WHAT THE TASK REQUIRES
Reproduce every entry below precisely; do not include the pictures.

DATA ROWS

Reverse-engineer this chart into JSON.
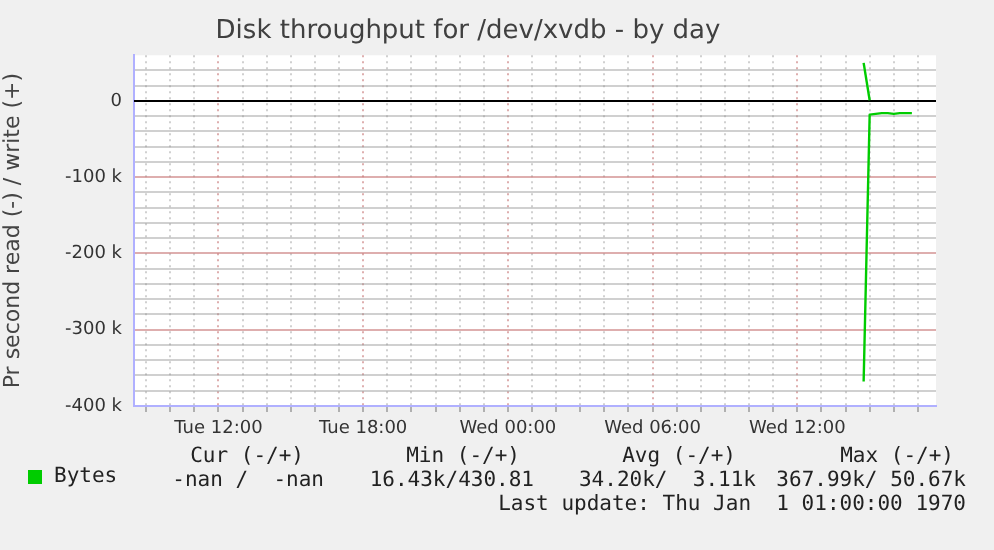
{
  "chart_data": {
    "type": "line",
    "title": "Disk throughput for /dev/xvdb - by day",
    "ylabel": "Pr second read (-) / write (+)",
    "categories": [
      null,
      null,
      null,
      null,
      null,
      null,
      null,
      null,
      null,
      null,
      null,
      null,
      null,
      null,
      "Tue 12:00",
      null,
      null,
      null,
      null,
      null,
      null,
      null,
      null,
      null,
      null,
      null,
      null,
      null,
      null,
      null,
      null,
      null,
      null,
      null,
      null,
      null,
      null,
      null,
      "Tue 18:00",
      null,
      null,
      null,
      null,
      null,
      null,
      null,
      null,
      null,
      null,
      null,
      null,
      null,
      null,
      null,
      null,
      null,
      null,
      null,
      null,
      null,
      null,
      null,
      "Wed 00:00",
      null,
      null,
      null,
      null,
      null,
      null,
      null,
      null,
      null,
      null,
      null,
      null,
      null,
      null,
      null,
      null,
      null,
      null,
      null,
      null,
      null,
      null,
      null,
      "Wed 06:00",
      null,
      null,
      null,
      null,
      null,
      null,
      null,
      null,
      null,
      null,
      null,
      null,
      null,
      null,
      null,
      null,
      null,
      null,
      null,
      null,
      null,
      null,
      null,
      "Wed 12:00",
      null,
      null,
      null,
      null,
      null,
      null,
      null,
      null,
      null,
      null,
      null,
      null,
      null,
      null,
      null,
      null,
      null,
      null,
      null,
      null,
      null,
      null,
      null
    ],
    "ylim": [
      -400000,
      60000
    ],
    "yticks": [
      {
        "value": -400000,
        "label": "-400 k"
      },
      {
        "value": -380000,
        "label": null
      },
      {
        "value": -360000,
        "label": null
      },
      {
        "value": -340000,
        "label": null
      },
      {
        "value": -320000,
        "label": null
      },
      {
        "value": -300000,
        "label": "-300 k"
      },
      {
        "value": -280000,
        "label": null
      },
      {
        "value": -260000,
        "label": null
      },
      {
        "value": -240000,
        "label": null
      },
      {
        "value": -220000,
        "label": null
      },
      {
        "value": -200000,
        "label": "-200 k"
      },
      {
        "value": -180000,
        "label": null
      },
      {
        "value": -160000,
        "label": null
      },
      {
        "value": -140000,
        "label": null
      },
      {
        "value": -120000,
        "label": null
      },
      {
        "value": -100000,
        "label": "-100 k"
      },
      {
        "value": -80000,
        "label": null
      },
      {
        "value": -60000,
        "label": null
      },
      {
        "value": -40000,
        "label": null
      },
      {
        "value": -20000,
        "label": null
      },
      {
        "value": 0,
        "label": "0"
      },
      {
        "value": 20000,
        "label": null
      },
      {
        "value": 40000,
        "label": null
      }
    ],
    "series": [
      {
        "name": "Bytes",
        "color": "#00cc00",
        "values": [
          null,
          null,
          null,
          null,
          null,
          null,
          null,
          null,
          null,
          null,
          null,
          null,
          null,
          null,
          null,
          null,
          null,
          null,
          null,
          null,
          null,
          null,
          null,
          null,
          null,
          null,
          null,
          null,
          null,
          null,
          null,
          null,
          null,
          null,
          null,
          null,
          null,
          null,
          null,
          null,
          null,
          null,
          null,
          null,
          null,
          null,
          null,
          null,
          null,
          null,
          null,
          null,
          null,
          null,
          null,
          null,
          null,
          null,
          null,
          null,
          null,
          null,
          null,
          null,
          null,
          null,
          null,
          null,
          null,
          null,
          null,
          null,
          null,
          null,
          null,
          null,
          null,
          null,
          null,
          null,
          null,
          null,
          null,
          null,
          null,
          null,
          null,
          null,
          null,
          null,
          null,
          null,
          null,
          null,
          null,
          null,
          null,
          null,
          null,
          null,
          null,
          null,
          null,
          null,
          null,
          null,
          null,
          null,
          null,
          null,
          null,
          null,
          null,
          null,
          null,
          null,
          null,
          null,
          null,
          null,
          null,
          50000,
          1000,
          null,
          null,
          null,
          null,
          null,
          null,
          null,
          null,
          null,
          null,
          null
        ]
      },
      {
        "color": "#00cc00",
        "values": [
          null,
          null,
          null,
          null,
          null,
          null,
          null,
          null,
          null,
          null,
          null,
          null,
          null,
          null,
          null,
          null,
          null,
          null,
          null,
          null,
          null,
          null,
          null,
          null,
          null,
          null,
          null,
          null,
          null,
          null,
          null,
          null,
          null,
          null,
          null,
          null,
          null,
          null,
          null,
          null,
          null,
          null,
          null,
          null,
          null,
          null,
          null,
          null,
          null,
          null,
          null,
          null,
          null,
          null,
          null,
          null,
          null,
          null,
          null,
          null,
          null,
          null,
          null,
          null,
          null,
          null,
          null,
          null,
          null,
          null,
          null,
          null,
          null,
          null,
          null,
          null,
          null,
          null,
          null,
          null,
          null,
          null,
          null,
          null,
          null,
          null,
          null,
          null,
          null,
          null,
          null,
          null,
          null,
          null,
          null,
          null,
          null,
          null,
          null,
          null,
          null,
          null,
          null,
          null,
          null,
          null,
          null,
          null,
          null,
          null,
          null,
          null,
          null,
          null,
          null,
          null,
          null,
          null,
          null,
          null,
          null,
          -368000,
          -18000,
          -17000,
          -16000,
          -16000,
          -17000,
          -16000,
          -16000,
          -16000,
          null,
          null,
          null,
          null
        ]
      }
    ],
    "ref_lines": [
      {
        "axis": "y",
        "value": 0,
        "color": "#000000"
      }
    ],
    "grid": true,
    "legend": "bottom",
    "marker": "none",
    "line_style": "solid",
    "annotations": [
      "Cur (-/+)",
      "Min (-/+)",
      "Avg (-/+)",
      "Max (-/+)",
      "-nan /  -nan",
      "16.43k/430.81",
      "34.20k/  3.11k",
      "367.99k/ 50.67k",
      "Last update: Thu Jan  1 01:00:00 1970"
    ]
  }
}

ANSWER TO THIS EXERCISE
Reverse-engineer this chart into JSON.
{
  "chart_data": {
    "type": "line",
    "title": "Disk throughput for /dev/xvdb - by day",
    "ylabel": "Pr second read (-) / write (+)",
    "categories": [
      null,
      null,
      null,
      null,
      null,
      null,
      null,
      null,
      null,
      null,
      null,
      null,
      null,
      null,
      "Tue 12:00",
      null,
      null,
      null,
      null,
      null,
      null,
      null,
      null,
      null,
      null,
      null,
      null,
      null,
      null,
      null,
      null,
      null,
      null,
      null,
      null,
      null,
      null,
      null,
      "Tue 18:00",
      null,
      null,
      null,
      null,
      null,
      null,
      null,
      null,
      null,
      null,
      null,
      null,
      null,
      null,
      null,
      null,
      null,
      null,
      null,
      null,
      null,
      null,
      null,
      "Wed 00:00",
      null,
      null,
      null,
      null,
      null,
      null,
      null,
      null,
      null,
      null,
      null,
      null,
      null,
      null,
      null,
      null,
      null,
      null,
      null,
      null,
      null,
      null,
      null,
      "Wed 06:00",
      null,
      null,
      null,
      null,
      null,
      null,
      null,
      null,
      null,
      null,
      null,
      null,
      null,
      null,
      null,
      null,
      null,
      null,
      null,
      null,
      null,
      null,
      null,
      "Wed 12:00",
      null,
      null,
      null,
      null,
      null,
      null,
      null,
      null,
      null,
      null,
      null,
      null,
      null,
      null,
      null,
      null,
      null,
      null,
      null,
      null,
      null,
      null,
      null
    ],
    "ylim": [
      -400000,
      60000
    ],
    "yticks": [
      {
        "value": -400000,
        "label": "-400 k"
      },
      {
        "value": -380000,
        "label": null
      },
      {
        "value": -360000,
        "label": null
      },
      {
        "value": -340000,
        "label": null
      },
      {
        "value": -320000,
        "label": null
      },
      {
        "value": -300000,
        "label": "-300 k"
      },
      {
        "value": -280000,
        "label": null
      },
      {
        "value": -260000,
        "label": null
      },
      {
        "value": -240000,
        "label": null
      },
      {
        "value": -220000,
        "label": null
      },
      {
        "value": -200000,
        "label": "-200 k"
      },
      {
        "value": -180000,
        "label": null
      },
      {
        "value": -160000,
        "label": null
      },
      {
        "value": -140000,
        "label": null
      },
      {
        "value": -120000,
        "label": null
      },
      {
        "value": -100000,
        "label": "-100 k"
      },
      {
        "value": -80000,
        "label": null
      },
      {
        "value": -60000,
        "label": null
      },
      {
        "value": -40000,
        "label": null
      },
      {
        "value": -20000,
        "label": null
      },
      {
        "value": 0,
        "label": "0"
      },
      {
        "value": 20000,
        "label": null
      },
      {
        "value": 40000,
        "label": null
      }
    ],
    "series": [
      {
        "name": "Bytes",
        "color": "#00cc00",
        "values": [
          null,
          null,
          null,
          null,
          null,
          null,
          null,
          null,
          null,
          null,
          null,
          null,
          null,
          null,
          null,
          null,
          null,
          null,
          null,
          null,
          null,
          null,
          null,
          null,
          null,
          null,
          null,
          null,
          null,
          null,
          null,
          null,
          null,
          null,
          null,
          null,
          null,
          null,
          null,
          null,
          null,
          null,
          null,
          null,
          null,
          null,
          null,
          null,
          null,
          null,
          null,
          null,
          null,
          null,
          null,
          null,
          null,
          null,
          null,
          null,
          null,
          null,
          null,
          null,
          null,
          null,
          null,
          null,
          null,
          null,
          null,
          null,
          null,
          null,
          null,
          null,
          null,
          null,
          null,
          null,
          null,
          null,
          null,
          null,
          null,
          null,
          null,
          null,
          null,
          null,
          null,
          null,
          null,
          null,
          null,
          null,
          null,
          null,
          null,
          null,
          null,
          null,
          null,
          null,
          null,
          null,
          null,
          null,
          null,
          null,
          null,
          null,
          null,
          null,
          null,
          null,
          null,
          null,
          null,
          null,
          null,
          50000,
          1000,
          null,
          null,
          null,
          null,
          null,
          null,
          null,
          null,
          null,
          null,
          null
        ]
      },
      {
        "color": "#00cc00",
        "values": [
          null,
          null,
          null,
          null,
          null,
          null,
          null,
          null,
          null,
          null,
          null,
          null,
          null,
          null,
          null,
          null,
          null,
          null,
          null,
          null,
          null,
          null,
          null,
          null,
          null,
          null,
          null,
          null,
          null,
          null,
          null,
          null,
          null,
          null,
          null,
          null,
          null,
          null,
          null,
          null,
          null,
          null,
          null,
          null,
          null,
          null,
          null,
          null,
          null,
          null,
          null,
          null,
          null,
          null,
          null,
          null,
          null,
          null,
          null,
          null,
          null,
          null,
          null,
          null,
          null,
          null,
          null,
          null,
          null,
          null,
          null,
          null,
          null,
          null,
          null,
          null,
          null,
          null,
          null,
          null,
          null,
          null,
          null,
          null,
          null,
          null,
          null,
          null,
          null,
          null,
          null,
          null,
          null,
          null,
          null,
          null,
          null,
          null,
          null,
          null,
          null,
          null,
          null,
          null,
          null,
          null,
          null,
          null,
          null,
          null,
          null,
          null,
          null,
          null,
          null,
          null,
          null,
          null,
          null,
          null,
          null,
          -368000,
          -18000,
          -17000,
          -16000,
          -16000,
          -17000,
          -16000,
          -16000,
          -16000,
          null,
          null,
          null,
          null
        ]
      }
    ],
    "ref_lines": [
      {
        "axis": "y",
        "value": 0,
        "color": "#000000"
      }
    ],
    "grid": true,
    "legend": "bottom",
    "marker": "none",
    "line_style": "solid",
    "annotations": [
      "Cur (-/+)",
      "Min (-/+)",
      "Avg (-/+)",
      "Max (-/+)",
      "-nan /  -nan",
      "16.43k/430.81",
      "34.20k/  3.11k",
      "367.99k/ 50.67k",
      "Last update: Thu Jan  1 01:00:00 1970"
    ]
  }
}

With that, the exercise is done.